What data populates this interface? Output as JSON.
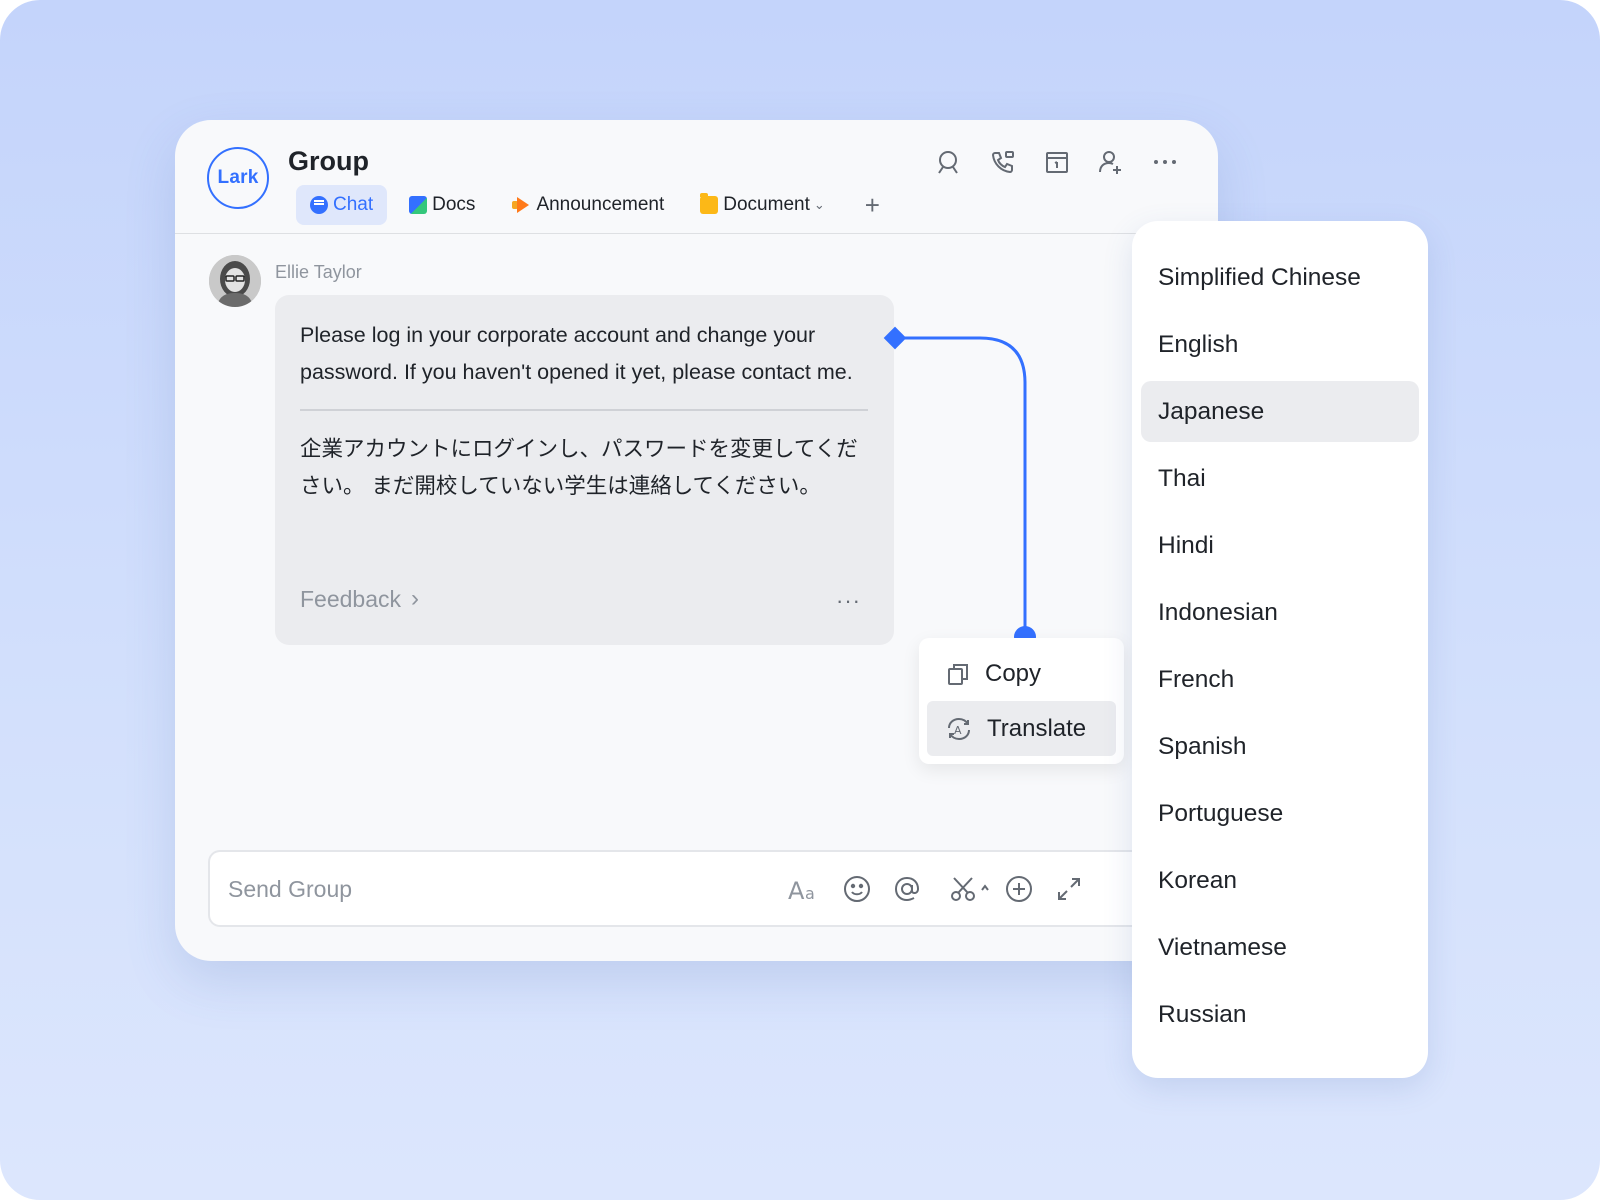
{
  "app": {
    "logo_text": "Lark",
    "chat_title": "Group"
  },
  "tabs": [
    {
      "label": "Chat",
      "icon": "chat-icon",
      "active": true
    },
    {
      "label": "Docs",
      "icon": "docs-icon",
      "active": false
    },
    {
      "label": "Announcement",
      "icon": "announcement-icon",
      "active": false
    },
    {
      "label": "Document",
      "icon": "folder-icon",
      "active": false,
      "has_dropdown": true
    }
  ],
  "tab_add_symbol": "+",
  "header_icons": [
    "search-icon",
    "call-icon",
    "calendar-icon",
    "add-member-icon",
    "more-icon"
  ],
  "message": {
    "sender": "Ellie Taylor",
    "text": "Please log in your corporate account and change your password. If you haven't opened it yet, please contact me.",
    "translation": "企業アカウントにログインし、パスワードを変更してください。 まだ開校していない学生は連絡してください。",
    "feedback_label": "Feedback",
    "more_symbol": "···"
  },
  "context_menu": {
    "items": [
      {
        "label": "Copy",
        "icon": "copy-icon"
      },
      {
        "label": "Translate",
        "icon": "translate-icon",
        "selected": true
      }
    ]
  },
  "composer": {
    "placeholder": "Send Group",
    "tools": [
      "font-icon",
      "emoji-icon",
      "mention-icon",
      "screenshot-icon",
      "add-icon",
      "expand-icon"
    ]
  },
  "languages": {
    "selected": "Japanese",
    "items": [
      "Simplified Chinese",
      "English",
      "Japanese",
      "Thai",
      "Hindi",
      "Indonesian",
      "French",
      "Spanish",
      "Portuguese",
      "Korean",
      "Vietnamese",
      "Russian"
    ]
  },
  "colors": {
    "accent": "#3370ff",
    "background_top": "#c4d4fb",
    "selected_bg": "#ebecef"
  }
}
•••
Extract every line from the records above that contains the word "true".

> **THE REPLY**:
      "active": true
      "has_dropdown": true
        "selected": true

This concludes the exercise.